▸ **What is being asked**
Print the lines of the data unchanged, beginning with the line that contains "10sec-arrow-left <box>574 633 588 639</box>" and ending with the line that contains "ramp-down-arrowhead-1 <box>630 320", both included.

Data entries
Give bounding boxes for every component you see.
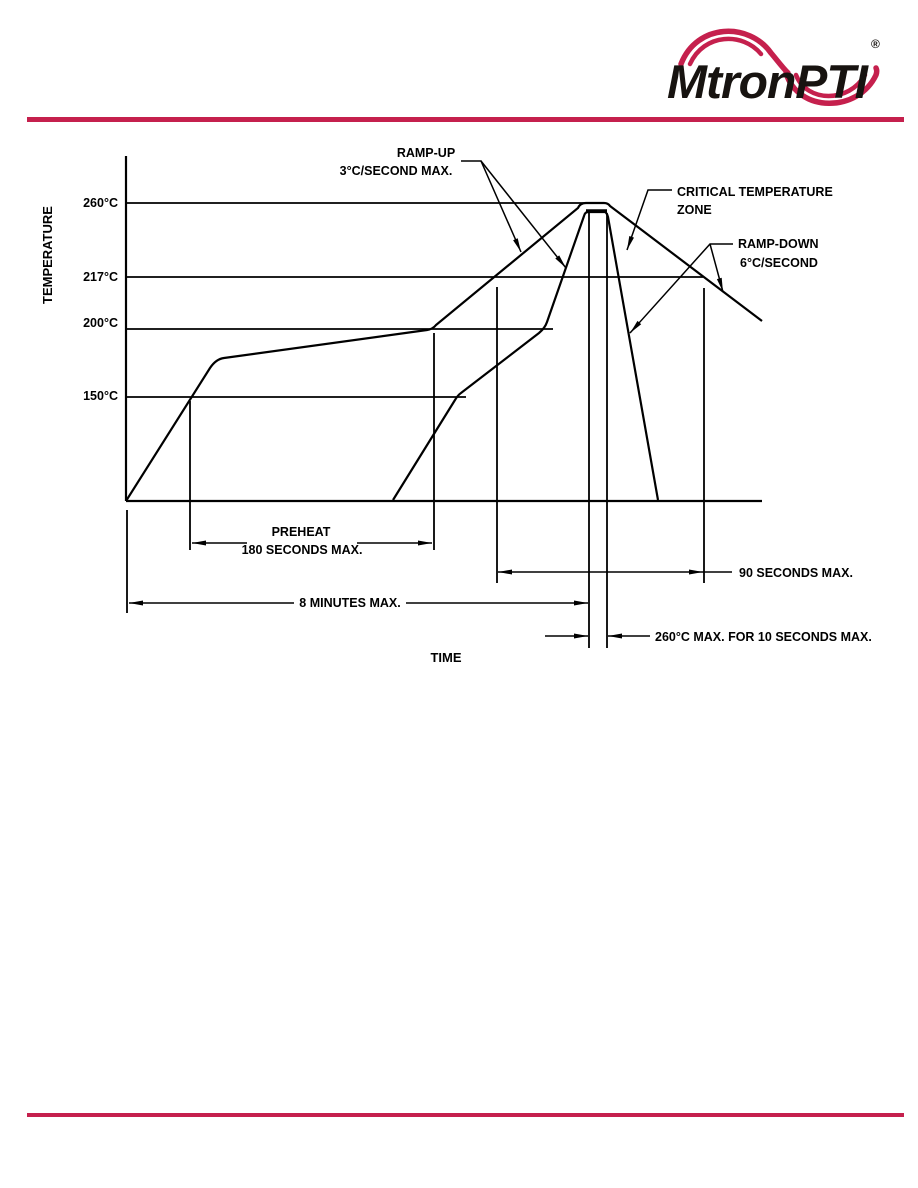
10sec-arrow-left <box>574 633 588 639</box>
90sec-arrow-right <box>689 569 703 575</box>
critical-zone-arrowhead <box>627 236 634 250</box>
10sec-arrow-right <box>608 633 622 639</box>
temperature-reference-lines <box>126 202 703 398</box>
preheat-arrow-left <box>192 540 206 546</box>
90-seconds-label: 90 SECONDS MAX. <box>739 566 853 580</box>
header-divider-rule <box>27 117 904 122</box>
extension-lines <box>126 213 705 648</box>
ramp-down-arrowhead-1 <box>630 320 642 333</box>
preheat-arrow-right <box>418 540 432 546</box>
logo-wordmark: MtronPTI <box>667 55 869 108</box>
critical-zone-label-line2: ZONE <box>677 203 712 217</box>
ramp-up-label-line1: RAMP-UP <box>397 146 455 160</box>
logo-swoosh <box>678 28 880 106</box>
ramp-up-arrowhead-2 <box>555 255 566 268</box>
peak-dwell-label: 260°C MAX. FOR 10 SECONDS MAX. <box>655 630 872 644</box>
tick-label-217c: 217°C <box>83 270 118 284</box>
x-axis-title: TIME <box>430 650 461 665</box>
ramp-down-label-line2: 6°C/SECOND <box>740 256 818 270</box>
inner-profile-curve <box>392 210 660 501</box>
preheat-label-line1: PREHEAT <box>272 525 331 539</box>
ramp-down-label-line1: RAMP-DOWN <box>738 237 819 251</box>
ramp-up-arrowhead-1 <box>513 238 521 252</box>
critical-zone-leader <box>626 189 672 251</box>
reflow-profile-diagram: 260°C 217°C 200°C 150°C TEMPERATURE TIME… <box>40 146 872 665</box>
preheat-label-line2: 180 SECONDS MAX. <box>242 543 363 557</box>
8-minutes-label: 8 MINUTES MAX. <box>299 596 400 610</box>
90sec-arrow-left <box>498 569 512 575</box>
dimension-lines <box>129 542 732 637</box>
logo-graphic: MtronPTI ® <box>667 28 880 108</box>
y-axis-title: TEMPERATURE <box>40 206 55 304</box>
mtronpti-logo: MtronPTI ® <box>655 18 895 114</box>
registered-trademark-symbol: ® <box>871 37 880 51</box>
tick-label-200c: 200°C <box>83 316 118 330</box>
tick-label-260c: 260°C <box>83 196 118 210</box>
ramp-up-leader-2 <box>480 160 567 269</box>
8min-arrow-left <box>129 600 143 606</box>
ramp-up-label-line2: 3°C/SECOND MAX. <box>340 164 453 178</box>
outer-profile-curve <box>125 201 763 502</box>
arrowheads <box>129 236 723 639</box>
critical-zone-label-line1: CRITICAL TEMPERATURE <box>677 185 833 199</box>
tick-label-150c: 150°C <box>83 389 118 403</box>
ramp-down-arrowhead-2 <box>716 277 723 292</box>
footer-divider-rule <box>27 1113 904 1117</box>
8min-arrow-right <box>574 600 588 606</box>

▸ **The response**
10sec-arrow-left <box>574 633 588 639</box>
90sec-arrow-right <box>689 569 703 575</box>
critical-zone-arrowhead <box>627 236 634 250</box>
10sec-arrow-right <box>608 633 622 639</box>
temperature-reference-lines <box>126 202 703 398</box>
preheat-arrow-left <box>192 540 206 546</box>
90-seconds-label: 90 SECONDS MAX. <box>739 566 853 580</box>
header-divider-rule <box>27 117 904 122</box>
extension-lines <box>126 213 705 648</box>
ramp-down-arrowhead-1 <box>630 320 642 333</box>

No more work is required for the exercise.